*WORK TO BE COMPLETED*:
Copy each line exactly. Leave nothing out.

-*-

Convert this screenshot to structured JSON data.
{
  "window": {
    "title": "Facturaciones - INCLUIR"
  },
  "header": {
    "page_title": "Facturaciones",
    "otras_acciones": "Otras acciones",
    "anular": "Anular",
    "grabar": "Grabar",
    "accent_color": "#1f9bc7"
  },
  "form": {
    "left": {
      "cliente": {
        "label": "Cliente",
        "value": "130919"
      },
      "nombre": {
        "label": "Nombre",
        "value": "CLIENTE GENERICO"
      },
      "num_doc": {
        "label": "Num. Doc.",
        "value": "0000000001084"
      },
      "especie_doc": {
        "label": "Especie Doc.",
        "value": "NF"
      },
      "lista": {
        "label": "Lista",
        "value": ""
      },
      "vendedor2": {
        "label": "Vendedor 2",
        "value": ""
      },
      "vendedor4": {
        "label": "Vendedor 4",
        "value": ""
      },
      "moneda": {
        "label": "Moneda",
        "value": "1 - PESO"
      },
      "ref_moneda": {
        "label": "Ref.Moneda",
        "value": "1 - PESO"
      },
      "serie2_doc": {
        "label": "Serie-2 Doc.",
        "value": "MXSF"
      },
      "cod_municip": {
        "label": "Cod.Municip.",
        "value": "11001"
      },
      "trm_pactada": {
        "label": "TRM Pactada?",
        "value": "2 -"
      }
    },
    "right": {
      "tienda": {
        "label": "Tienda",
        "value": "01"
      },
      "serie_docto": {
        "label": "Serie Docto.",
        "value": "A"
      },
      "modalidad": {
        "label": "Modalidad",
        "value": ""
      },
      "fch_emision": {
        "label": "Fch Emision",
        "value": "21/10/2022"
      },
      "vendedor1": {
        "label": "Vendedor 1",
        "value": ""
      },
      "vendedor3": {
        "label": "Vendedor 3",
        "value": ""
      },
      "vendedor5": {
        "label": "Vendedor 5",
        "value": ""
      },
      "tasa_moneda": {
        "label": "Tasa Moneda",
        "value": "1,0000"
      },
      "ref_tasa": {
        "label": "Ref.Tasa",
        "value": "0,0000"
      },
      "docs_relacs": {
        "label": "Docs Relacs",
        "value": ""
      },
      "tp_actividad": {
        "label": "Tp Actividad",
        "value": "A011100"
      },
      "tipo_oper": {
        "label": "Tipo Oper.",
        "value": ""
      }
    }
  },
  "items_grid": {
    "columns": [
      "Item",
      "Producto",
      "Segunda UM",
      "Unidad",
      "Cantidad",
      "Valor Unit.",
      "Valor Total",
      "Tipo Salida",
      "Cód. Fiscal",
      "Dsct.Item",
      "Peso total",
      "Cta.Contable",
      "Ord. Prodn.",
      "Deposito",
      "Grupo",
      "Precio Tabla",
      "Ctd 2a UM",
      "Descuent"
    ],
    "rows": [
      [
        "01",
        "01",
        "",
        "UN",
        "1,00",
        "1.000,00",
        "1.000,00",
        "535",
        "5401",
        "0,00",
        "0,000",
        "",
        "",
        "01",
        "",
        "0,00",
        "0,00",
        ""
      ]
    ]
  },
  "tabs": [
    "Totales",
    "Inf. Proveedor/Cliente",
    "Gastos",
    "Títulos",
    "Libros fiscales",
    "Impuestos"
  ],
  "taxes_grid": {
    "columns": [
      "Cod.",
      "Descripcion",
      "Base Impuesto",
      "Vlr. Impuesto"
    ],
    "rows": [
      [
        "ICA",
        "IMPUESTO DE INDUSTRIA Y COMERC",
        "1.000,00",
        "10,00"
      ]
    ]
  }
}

-*-

*ANSWER IN FULL*:
Convert this screenshot to structured JSON data.
{
  "window": {
    "title": "Facturaciones - INCLUIR"
  },
  "header": {
    "page_title": "Facturaciones",
    "otras_acciones": "Otras acciones",
    "anular": "Anular",
    "grabar": "Grabar",
    "accent_color": "#1f9bc7"
  },
  "form": {
    "left": {
      "cliente": {
        "label": "Cliente",
        "value": "130919"
      },
      "nombre": {
        "label": "Nombre",
        "value": "CLIENTE GENERICO"
      },
      "num_doc": {
        "label": "Num. Doc.",
        "value": "0000000001084"
      },
      "especie_doc": {
        "label": "Especie Doc.",
        "value": "NF"
      },
      "lista": {
        "label": "Lista",
        "value": ""
      },
      "vendedor2": {
        "label": "Vendedor 2",
        "value": ""
      },
      "vendedor4": {
        "label": "Vendedor 4",
        "value": ""
      },
      "moneda": {
        "label": "Moneda",
        "value": "1 - PESO"
      },
      "ref_moneda": {
        "label": "Ref.Moneda",
        "value": "1 - PESO"
      },
      "serie2_doc": {
        "label": "Serie-2 Doc.",
        "value": "MXSF"
      },
      "cod_municip": {
        "label": "Cod.Municip.",
        "value": "11001"
      },
      "trm_pactada": {
        "label": "TRM Pactada?",
        "value": "2 -"
      }
    },
    "right": {
      "tienda": {
        "label": "Tienda",
        "value": "01"
      },
      "serie_docto": {
        "label": "Serie Docto.",
        "value": "A"
      },
      "modalidad": {
        "label": "Modalidad",
        "value": ""
      },
      "fch_emision": {
        "label": "Fch Emision",
        "value": "21/10/2022"
      },
      "vendedor1": {
        "label": "Vendedor 1",
        "value": ""
      },
      "vendedor3": {
        "label": "Vendedor 3",
        "value": ""
      },
      "vendedor5": {
        "label": "Vendedor 5",
        "value": ""
      },
      "tasa_moneda": {
        "label": "Tasa Moneda",
        "value": "1,0000"
      },
      "ref_tasa": {
        "label": "Ref.Tasa",
        "value": "0,0000"
      },
      "docs_relacs": {
        "label": "Docs Relacs",
        "value": ""
      },
      "tp_actividad": {
        "label": "Tp Actividad",
        "value": "A011100"
      },
      "tipo_oper": {
        "label": "Tipo Oper.",
        "value": ""
      }
    }
  },
  "items_grid": {
    "columns": [
      "Item",
      "Producto",
      "Segunda UM",
      "Unidad",
      "Cantidad",
      "Valor Unit.",
      "Valor Total",
      "Tipo Salida",
      "Cód. Fiscal",
      "Dsct.Item",
      "Peso total",
      "Cta.Contable",
      "Ord. Prodn.",
      "Deposito",
      "Grupo",
      "Precio Tabla",
      "Ctd 2a UM",
      "Descuent"
    ],
    "rows": [
      [
        "01",
        "01",
        "",
        "UN",
        "1,00",
        "1.000,00",
        "1.000,00",
        "535",
        "5401",
        "0,00",
        "0,000",
        "",
        "",
        "01",
        "",
        "0,00",
        "0,00",
        ""
      ]
    ]
  },
  "tabs": [
    "Totales",
    "Inf. Proveedor/Cliente",
    "Gastos",
    "Títulos",
    "Libros fiscales",
    "Impuestos"
  ],
  "taxes_grid": {
    "columns": [
      "Cod.",
      "Descripcion",
      "Base Impuesto",
      "Vlr. Impuesto"
    ],
    "rows": [
      [
        "ICA",
        "IMPUESTO DE INDUSTRIA Y COMERC",
        "1.000,00",
        "10,00"
      ]
    ]
  }
}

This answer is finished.